TASK STATEMENT: Reply with one number: the count of lines in the listing that contain the string "position".

Records from a collection of figures:

"""

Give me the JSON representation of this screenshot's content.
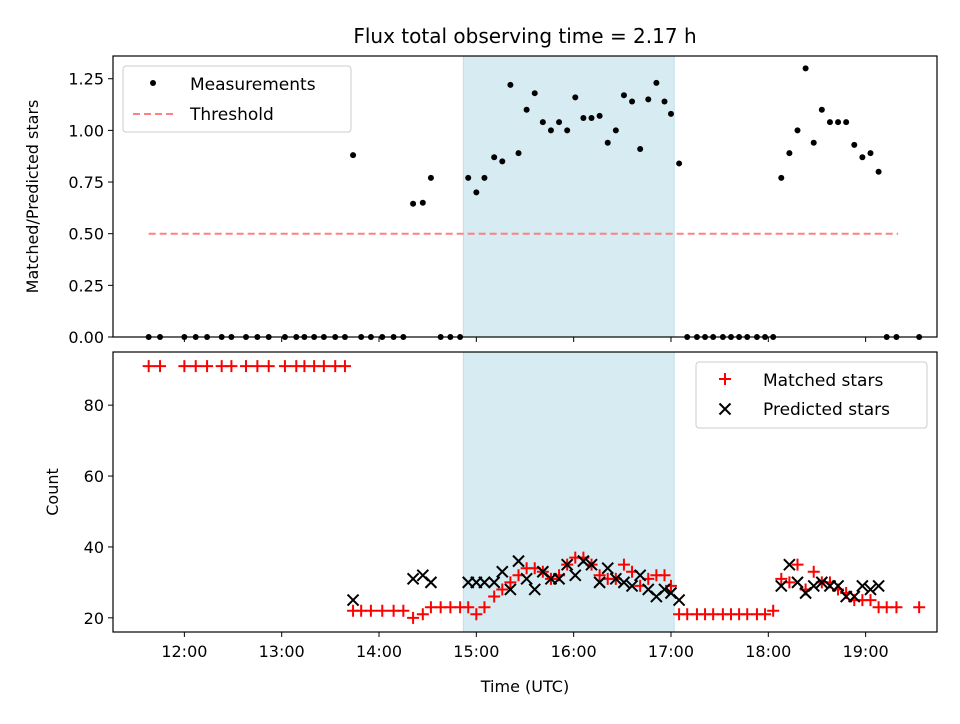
{
  "chart_data": [
    {
      "type": "scatter",
      "title": "Flux total observing time = 2.17 h",
      "xlabel": "",
      "ylabel": "Matched/Predicted stars",
      "xlim": [
        "11:16",
        "19:44"
      ],
      "ylim": [
        0,
        1.36
      ],
      "yticks": [
        "0.00",
        "0.25",
        "0.50",
        "0.75",
        "1.00",
        "1.25"
      ],
      "shaded_region": {
        "start": "14:52",
        "end": "17:02",
        "color": "#add8e6"
      },
      "legend": {
        "position": "top-left",
        "entries": [
          "Measurements",
          "Threshold"
        ]
      },
      "threshold": {
        "name": "Threshold",
        "value": 0.5,
        "x_start": "11:38",
        "x_end": "19:20",
        "color": "#ff8080"
      },
      "series": [
        {
          "name": "Measurements",
          "color": "#000000",
          "points": [
            [
              "11:38",
              0
            ],
            [
              "11:45",
              0
            ],
            [
              "12:00",
              0
            ],
            [
              "12:07",
              0
            ],
            [
              "12:14",
              0
            ],
            [
              "12:23",
              0
            ],
            [
              "12:29",
              0
            ],
            [
              "12:38",
              0
            ],
            [
              "12:45",
              0
            ],
            [
              "12:52",
              0
            ],
            [
              "13:02",
              0
            ],
            [
              "13:09",
              0
            ],
            [
              "13:14",
              0
            ],
            [
              "13:20",
              0
            ],
            [
              "13:26",
              0
            ],
            [
              "13:33",
              0
            ],
            [
              "13:39",
              0
            ],
            [
              "13:44",
              0.88
            ],
            [
              "13:49",
              0
            ],
            [
              "13:55",
              0
            ],
            [
              "14:02",
              0
            ],
            [
              "14:09",
              0
            ],
            [
              "14:15",
              0
            ],
            [
              "14:21",
              0.645
            ],
            [
              "14:27",
              0.65
            ],
            [
              "14:32",
              0.77
            ],
            [
              "14:38",
              0
            ],
            [
              "14:44",
              0
            ],
            [
              "14:50",
              0
            ],
            [
              "14:55",
              0.77
            ],
            [
              "15:00",
              0.7
            ],
            [
              "15:05",
              0.77
            ],
            [
              "15:11",
              0.87
            ],
            [
              "15:16",
              0.85
            ],
            [
              "15:21",
              1.22
            ],
            [
              "15:26",
              0.89
            ],
            [
              "15:31",
              1.1
            ],
            [
              "15:36",
              1.18
            ],
            [
              "15:41",
              1.04
            ],
            [
              "15:46",
              1.0
            ],
            [
              "15:51",
              1.04
            ],
            [
              "15:56",
              1.0
            ],
            [
              "16:01",
              1.16
            ],
            [
              "16:06",
              1.06
            ],
            [
              "16:11",
              1.06
            ],
            [
              "16:16",
              1.07
            ],
            [
              "16:21",
              0.94
            ],
            [
              "16:26",
              1.0
            ],
            [
              "16:31",
              1.17
            ],
            [
              "16:36",
              1.14
            ],
            [
              "16:41",
              0.91
            ],
            [
              "16:46",
              1.15
            ],
            [
              "16:51",
              1.23
            ],
            [
              "16:56",
              1.14
            ],
            [
              "17:00",
              1.08
            ],
            [
              "17:05",
              0.84
            ],
            [
              "17:10",
              0
            ],
            [
              "17:16",
              0
            ],
            [
              "17:21",
              0
            ],
            [
              "17:26",
              0
            ],
            [
              "17:32",
              0
            ],
            [
              "17:37",
              0
            ],
            [
              "17:42",
              0
            ],
            [
              "17:47",
              0
            ],
            [
              "17:53",
              0
            ],
            [
              "17:58",
              0
            ],
            [
              "18:03",
              0
            ],
            [
              "18:08",
              0.77
            ],
            [
              "18:13",
              0.89
            ],
            [
              "18:18",
              1.0
            ],
            [
              "18:23",
              1.3
            ],
            [
              "18:28",
              0.94
            ],
            [
              "18:33",
              1.1
            ],
            [
              "18:38",
              1.04
            ],
            [
              "18:43",
              1.04
            ],
            [
              "18:48",
              1.04
            ],
            [
              "18:53",
              0.93
            ],
            [
              "18:58",
              0.87
            ],
            [
              "19:03",
              0.89
            ],
            [
              "19:08",
              0.8
            ],
            [
              "19:13",
              0
            ],
            [
              "19:19",
              0
            ],
            [
              "19:33",
              0
            ]
          ]
        }
      ]
    },
    {
      "type": "scatter",
      "title": "",
      "xlabel": "Time (UTC)",
      "ylabel": "Count",
      "xlim": [
        "11:16",
        "19:44"
      ],
      "ylim": [
        16,
        95
      ],
      "xticks": [
        "12:00",
        "13:00",
        "14:00",
        "15:00",
        "16:00",
        "17:00",
        "18:00",
        "19:00"
      ],
      "yticks": [
        "20",
        "40",
        "60",
        "80"
      ],
      "shaded_region": {
        "start": "14:52",
        "end": "17:02",
        "color": "#add8e6"
      },
      "legend": {
        "position": "top-right",
        "entries": [
          "Matched stars",
          "Predicted stars"
        ]
      },
      "series": [
        {
          "name": "Matched stars",
          "marker": "plus",
          "color": "#ff0000",
          "points": [
            [
              "11:38",
              91
            ],
            [
              "11:45",
              91
            ],
            [
              "12:00",
              91
            ],
            [
              "12:07",
              91
            ],
            [
              "12:14",
              91
            ],
            [
              "12:23",
              91
            ],
            [
              "12:29",
              91
            ],
            [
              "12:38",
              91
            ],
            [
              "12:45",
              91
            ],
            [
              "12:52",
              91
            ],
            [
              "13:02",
              91
            ],
            [
              "13:09",
              91
            ],
            [
              "13:14",
              91
            ],
            [
              "13:20",
              91
            ],
            [
              "13:26",
              91
            ],
            [
              "13:33",
              91
            ],
            [
              "13:39",
              91
            ],
            [
              "13:44",
              22
            ],
            [
              "13:49",
              22
            ],
            [
              "13:55",
              22
            ],
            [
              "14:02",
              22
            ],
            [
              "14:09",
              22
            ],
            [
              "14:15",
              22
            ],
            [
              "14:21",
              20
            ],
            [
              "14:27",
              21
            ],
            [
              "14:32",
              23
            ],
            [
              "14:38",
              23
            ],
            [
              "14:44",
              23
            ],
            [
              "14:50",
              23
            ],
            [
              "14:55",
              23
            ],
            [
              "15:00",
              21
            ],
            [
              "15:05",
              23
            ],
            [
              "15:11",
              26
            ],
            [
              "15:16",
              28
            ],
            [
              "15:21",
              30
            ],
            [
              "15:26",
              32
            ],
            [
              "15:31",
              34
            ],
            [
              "15:36",
              34
            ],
            [
              "15:41",
              33
            ],
            [
              "15:46",
              31
            ],
            [
              "15:51",
              32
            ],
            [
              "15:56",
              35
            ],
            [
              "16:01",
              37
            ],
            [
              "16:06",
              37
            ],
            [
              "16:11",
              35
            ],
            [
              "16:16",
              32
            ],
            [
              "16:21",
              31
            ],
            [
              "16:26",
              31
            ],
            [
              "16:31",
              35
            ],
            [
              "16:36",
              33
            ],
            [
              "16:41",
              29
            ],
            [
              "16:46",
              31
            ],
            [
              "16:51",
              32
            ],
            [
              "16:56",
              32
            ],
            [
              "17:00",
              29
            ],
            [
              "17:05",
              21
            ],
            [
              "17:10",
              21
            ],
            [
              "17:16",
              21
            ],
            [
              "17:21",
              21
            ],
            [
              "17:26",
              21
            ],
            [
              "17:32",
              21
            ],
            [
              "17:37",
              21
            ],
            [
              "17:42",
              21
            ],
            [
              "17:47",
              21
            ],
            [
              "17:53",
              21
            ],
            [
              "17:58",
              21
            ],
            [
              "18:03",
              22
            ],
            [
              "18:08",
              31
            ],
            [
              "18:13",
              30
            ],
            [
              "18:18",
              35
            ],
            [
              "18:23",
              28
            ],
            [
              "18:28",
              33
            ],
            [
              "18:33",
              30
            ],
            [
              "18:38",
              30
            ],
            [
              "18:43",
              28
            ],
            [
              "18:48",
              27
            ],
            [
              "18:53",
              25
            ],
            [
              "18:58",
              25
            ],
            [
              "19:03",
              25
            ],
            [
              "19:08",
              23
            ],
            [
              "19:13",
              23
            ],
            [
              "19:19",
              23
            ],
            [
              "19:33",
              23
            ]
          ]
        },
        {
          "name": "Predicted stars",
          "marker": "x",
          "color": "#000000",
          "points": [
            [
              "13:44",
              25
            ],
            [
              "14:21",
              31
            ],
            [
              "14:27",
              32
            ],
            [
              "14:32",
              30
            ],
            [
              "14:55",
              30
            ],
            [
              "15:00",
              30
            ],
            [
              "15:05",
              30
            ],
            [
              "15:11",
              30
            ],
            [
              "15:16",
              33
            ],
            [
              "15:21",
              28
            ],
            [
              "15:26",
              36
            ],
            [
              "15:31",
              31
            ],
            [
              "15:36",
              28
            ],
            [
              "15:41",
              33
            ],
            [
              "15:46",
              31
            ],
            [
              "15:51",
              31
            ],
            [
              "15:56",
              35
            ],
            [
              "16:01",
              32
            ],
            [
              "16:06",
              36
            ],
            [
              "16:11",
              35
            ],
            [
              "16:16",
              30
            ],
            [
              "16:21",
              34
            ],
            [
              "16:26",
              31
            ],
            [
              "16:31",
              30
            ],
            [
              "16:36",
              29
            ],
            [
              "16:41",
              32
            ],
            [
              "16:46",
              28
            ],
            [
              "16:51",
              26
            ],
            [
              "16:56",
              28
            ],
            [
              "17:00",
              27
            ],
            [
              "17:05",
              25
            ],
            [
              "18:08",
              29
            ],
            [
              "18:13",
              35
            ],
            [
              "18:18",
              30
            ],
            [
              "18:23",
              27
            ],
            [
              "18:28",
              29
            ],
            [
              "18:33",
              30
            ],
            [
              "18:38",
              29
            ],
            [
              "18:43",
              29
            ],
            [
              "18:48",
              26
            ],
            [
              "18:53",
              26
            ],
            [
              "18:58",
              29
            ],
            [
              "19:03",
              28
            ],
            [
              "19:08",
              29
            ]
          ]
        }
      ]
    }
  ]
}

"""

EXPECTED OUTPUT: 2